Web page and app entries:

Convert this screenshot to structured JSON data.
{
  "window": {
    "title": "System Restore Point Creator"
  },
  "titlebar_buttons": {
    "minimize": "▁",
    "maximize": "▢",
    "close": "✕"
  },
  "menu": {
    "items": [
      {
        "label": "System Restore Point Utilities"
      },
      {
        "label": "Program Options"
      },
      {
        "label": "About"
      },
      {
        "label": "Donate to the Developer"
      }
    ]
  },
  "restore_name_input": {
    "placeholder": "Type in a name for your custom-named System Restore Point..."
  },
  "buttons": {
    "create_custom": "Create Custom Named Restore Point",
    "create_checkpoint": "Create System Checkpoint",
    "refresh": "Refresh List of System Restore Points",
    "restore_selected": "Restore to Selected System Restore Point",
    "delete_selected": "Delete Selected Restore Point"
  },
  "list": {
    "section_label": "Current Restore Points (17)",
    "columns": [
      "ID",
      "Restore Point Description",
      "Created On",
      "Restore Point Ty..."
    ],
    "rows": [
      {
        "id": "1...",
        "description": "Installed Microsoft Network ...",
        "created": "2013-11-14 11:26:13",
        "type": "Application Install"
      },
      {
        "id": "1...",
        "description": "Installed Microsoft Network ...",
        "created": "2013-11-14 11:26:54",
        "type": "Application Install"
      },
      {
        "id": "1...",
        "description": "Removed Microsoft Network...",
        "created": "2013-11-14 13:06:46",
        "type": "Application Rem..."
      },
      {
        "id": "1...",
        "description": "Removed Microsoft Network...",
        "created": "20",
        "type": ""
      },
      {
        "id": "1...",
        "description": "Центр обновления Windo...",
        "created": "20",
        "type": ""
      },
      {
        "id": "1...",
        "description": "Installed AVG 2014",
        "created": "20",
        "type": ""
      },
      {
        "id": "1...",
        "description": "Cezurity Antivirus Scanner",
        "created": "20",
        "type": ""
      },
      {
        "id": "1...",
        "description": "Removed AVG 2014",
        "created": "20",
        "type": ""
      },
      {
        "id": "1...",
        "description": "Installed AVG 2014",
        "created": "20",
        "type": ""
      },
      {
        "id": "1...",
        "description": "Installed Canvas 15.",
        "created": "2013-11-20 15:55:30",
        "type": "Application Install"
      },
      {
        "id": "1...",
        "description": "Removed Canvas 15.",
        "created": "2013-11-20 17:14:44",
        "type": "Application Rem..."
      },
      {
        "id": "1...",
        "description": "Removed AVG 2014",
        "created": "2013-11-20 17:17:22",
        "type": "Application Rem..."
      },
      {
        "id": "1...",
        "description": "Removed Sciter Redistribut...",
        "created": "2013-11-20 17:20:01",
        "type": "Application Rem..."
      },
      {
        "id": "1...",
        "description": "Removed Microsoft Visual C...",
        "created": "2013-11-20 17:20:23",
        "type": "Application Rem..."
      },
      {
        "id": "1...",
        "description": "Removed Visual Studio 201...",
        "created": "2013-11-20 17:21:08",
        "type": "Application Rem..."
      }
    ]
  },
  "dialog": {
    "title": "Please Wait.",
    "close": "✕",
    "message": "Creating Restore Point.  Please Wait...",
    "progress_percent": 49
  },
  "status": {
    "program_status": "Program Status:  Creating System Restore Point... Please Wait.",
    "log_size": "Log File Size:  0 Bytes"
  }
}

> _Task to carry out_: Character for character, reproduce all of the lines above.

> _Result of this task_:
Convert this screenshot to structured JSON data.
{
  "window": {
    "title": "System Restore Point Creator"
  },
  "titlebar_buttons": {
    "minimize": "▁",
    "maximize": "▢",
    "close": "✕"
  },
  "menu": {
    "items": [
      {
        "label": "System Restore Point Utilities"
      },
      {
        "label": "Program Options"
      },
      {
        "label": "About"
      },
      {
        "label": "Donate to the Developer"
      }
    ]
  },
  "restore_name_input": {
    "placeholder": "Type in a name for your custom-named System Restore Point..."
  },
  "buttons": {
    "create_custom": "Create Custom Named Restore Point",
    "create_checkpoint": "Create System Checkpoint",
    "refresh": "Refresh List of System Restore Points",
    "restore_selected": "Restore to Selected System Restore Point",
    "delete_selected": "Delete Selected Restore Point"
  },
  "list": {
    "section_label": "Current Restore Points (17)",
    "columns": [
      "ID",
      "Restore Point Description",
      "Created On",
      "Restore Point Ty..."
    ],
    "rows": [
      {
        "id": "1...",
        "description": "Installed Microsoft Network ...",
        "created": "2013-11-14 11:26:13",
        "type": "Application Install"
      },
      {
        "id": "1...",
        "description": "Installed Microsoft Network ...",
        "created": "2013-11-14 11:26:54",
        "type": "Application Install"
      },
      {
        "id": "1...",
        "description": "Removed Microsoft Network...",
        "created": "2013-11-14 13:06:46",
        "type": "Application Rem..."
      },
      {
        "id": "1...",
        "description": "Removed Microsoft Network...",
        "created": "20",
        "type": ""
      },
      {
        "id": "1...",
        "description": "Центр обновления Windo...",
        "created": "20",
        "type": ""
      },
      {
        "id": "1...",
        "description": "Installed AVG 2014",
        "created": "20",
        "type": ""
      },
      {
        "id": "1...",
        "description": "Cezurity Antivirus Scanner",
        "created": "20",
        "type": ""
      },
      {
        "id": "1...",
        "description": "Removed AVG 2014",
        "created": "20",
        "type": ""
      },
      {
        "id": "1...",
        "description": "Installed AVG 2014",
        "created": "20",
        "type": ""
      },
      {
        "id": "1...",
        "description": "Installed Canvas 15.",
        "created": "2013-11-20 15:55:30",
        "type": "Application Install"
      },
      {
        "id": "1...",
        "description": "Removed Canvas 15.",
        "created": "2013-11-20 17:14:44",
        "type": "Application Rem..."
      },
      {
        "id": "1...",
        "description": "Removed AVG 2014",
        "created": "2013-11-20 17:17:22",
        "type": "Application Rem..."
      },
      {
        "id": "1...",
        "description": "Removed Sciter Redistribut...",
        "created": "2013-11-20 17:20:01",
        "type": "Application Rem..."
      },
      {
        "id": "1...",
        "description": "Removed Microsoft Visual C...",
        "created": "2013-11-20 17:20:23",
        "type": "Application Rem..."
      },
      {
        "id": "1...",
        "description": "Removed Visual Studio 201...",
        "created": "2013-11-20 17:21:08",
        "type": "Application Rem..."
      }
    ]
  },
  "dialog": {
    "title": "Please Wait.",
    "close": "✕",
    "message": "Creating Restore Point.  Please Wait...",
    "progress_percent": 49
  },
  "status": {
    "program_status": "Program Status:  Creating System Restore Point... Please Wait.",
    "log_size": "Log File Size:  0 Bytes"
  }
}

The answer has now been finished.